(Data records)
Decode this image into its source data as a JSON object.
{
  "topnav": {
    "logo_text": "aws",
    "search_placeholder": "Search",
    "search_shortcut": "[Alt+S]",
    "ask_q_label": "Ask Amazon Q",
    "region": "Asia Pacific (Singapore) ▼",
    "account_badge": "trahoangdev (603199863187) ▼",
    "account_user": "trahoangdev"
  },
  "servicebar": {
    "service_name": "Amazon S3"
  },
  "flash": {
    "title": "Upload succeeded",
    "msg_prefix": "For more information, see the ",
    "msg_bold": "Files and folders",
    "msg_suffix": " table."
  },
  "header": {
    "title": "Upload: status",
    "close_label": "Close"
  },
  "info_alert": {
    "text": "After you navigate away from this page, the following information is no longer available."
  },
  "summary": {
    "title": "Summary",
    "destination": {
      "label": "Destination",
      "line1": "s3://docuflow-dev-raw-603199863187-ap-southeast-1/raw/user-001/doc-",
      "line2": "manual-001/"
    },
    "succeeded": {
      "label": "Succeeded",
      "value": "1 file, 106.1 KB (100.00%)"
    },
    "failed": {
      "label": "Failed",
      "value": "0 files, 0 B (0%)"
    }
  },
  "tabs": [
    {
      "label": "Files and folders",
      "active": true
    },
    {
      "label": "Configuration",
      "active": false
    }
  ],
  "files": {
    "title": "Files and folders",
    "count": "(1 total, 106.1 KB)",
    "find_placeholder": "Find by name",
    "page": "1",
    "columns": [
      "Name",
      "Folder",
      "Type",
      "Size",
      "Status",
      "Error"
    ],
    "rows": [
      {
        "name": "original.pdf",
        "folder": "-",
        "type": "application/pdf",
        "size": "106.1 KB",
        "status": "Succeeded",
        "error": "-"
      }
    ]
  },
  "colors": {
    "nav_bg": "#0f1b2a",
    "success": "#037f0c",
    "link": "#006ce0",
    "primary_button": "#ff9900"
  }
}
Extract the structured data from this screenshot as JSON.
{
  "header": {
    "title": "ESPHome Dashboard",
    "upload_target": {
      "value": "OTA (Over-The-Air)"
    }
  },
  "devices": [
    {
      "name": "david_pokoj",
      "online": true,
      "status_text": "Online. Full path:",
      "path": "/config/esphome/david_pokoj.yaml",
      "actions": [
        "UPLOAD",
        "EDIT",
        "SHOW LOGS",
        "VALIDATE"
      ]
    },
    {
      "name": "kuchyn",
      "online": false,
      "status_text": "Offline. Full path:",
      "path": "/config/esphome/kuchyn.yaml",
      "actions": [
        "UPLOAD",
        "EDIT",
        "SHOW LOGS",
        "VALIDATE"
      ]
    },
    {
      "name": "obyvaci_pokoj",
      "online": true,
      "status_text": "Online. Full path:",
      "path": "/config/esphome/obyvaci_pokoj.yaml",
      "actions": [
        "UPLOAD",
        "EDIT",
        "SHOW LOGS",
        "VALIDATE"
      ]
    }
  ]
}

Stated problem> Each line of the material must be restated exactly.

Solution to this task>
Decode this image into its source data as a JSON object.
{
  "topnav": {
    "logo_text": "aws",
    "search_placeholder": "Search",
    "search_shortcut": "[Alt+S]",
    "ask_q_label": "Ask Amazon Q",
    "region": "Asia Pacific (Singapore) ▼",
    "account_badge": "trahoangdev (603199863187) ▼",
    "account_user": "trahoangdev"
  },
  "servicebar": {
    "service_name": "Amazon S3"
  },
  "flash": {
    "title": "Upload succeeded",
    "msg_prefix": "For more information, see the ",
    "msg_bold": "Files and folders",
    "msg_suffix": " table."
  },
  "header": {
    "title": "Upload: status",
    "close_label": "Close"
  },
  "info_alert": {
    "text": "After you navigate away from this page, the following information is no longer available."
  },
  "summary": {
    "title": "Summary",
    "destination": {
      "label": "Destination",
      "line1": "s3://docuflow-dev-raw-603199863187-ap-southeast-1/raw/user-001/doc-",
      "line2": "manual-001/"
    },
    "succeeded": {
      "label": "Succeeded",
      "value": "1 file, 106.1 KB (100.00%)"
    },
    "failed": {
      "label": "Failed",
      "value": "0 files, 0 B (0%)"
    }
  },
  "tabs": [
    {
      "label": "Files and folders",
      "active": true
    },
    {
      "label": "Configuration",
      "active": false
    }
  ],
  "files": {
    "title": "Files and folders",
    "count": "(1 total, 106.1 KB)",
    "find_placeholder": "Find by name",
    "page": "1",
    "columns": [
      "Name",
      "Folder",
      "Type",
      "Size",
      "Status",
      "Error"
    ],
    "rows": [
      {
        "name": "original.pdf",
        "folder": "-",
        "type": "application/pdf",
        "size": "106.1 KB",
        "status": "Succeeded",
        "error": "-"
      }
    ]
  },
  "colors": {
    "nav_bg": "#0f1b2a",
    "success": "#037f0c",
    "link": "#006ce0",
    "primary_button": "#ff9900"
  }
}
Extract the structured data from this screenshot as JSON.
{
  "header": {
    "title": "ESPHome Dashboard",
    "upload_target": {
      "value": "OTA (Over-The-Air)"
    }
  },
  "devices": [
    {
      "name": "david_pokoj",
      "online": true,
      "status_text": "Online. Full path:",
      "path": "/config/esphome/david_pokoj.yaml",
      "actions": [
        "UPLOAD",
        "EDIT",
        "SHOW LOGS",
        "VALIDATE"
      ]
    },
    {
      "name": "kuchyn",
      "online": false,
      "status_text": "Offline. Full path:",
      "path": "/config/esphome/kuchyn.yaml",
      "actions": [
        "UPLOAD",
        "EDIT",
        "SHOW LOGS",
        "VALIDATE"
      ]
    },
    {
      "name": "obyvaci_pokoj",
      "online": true,
      "status_text": "Online. Full path:",
      "path": "/config/esphome/obyvaci_pokoj.yaml",
      "actions": [
        "UPLOAD",
        "EDIT",
        "SHOW LOGS",
        "VALIDATE"
      ]
    }
  ]
}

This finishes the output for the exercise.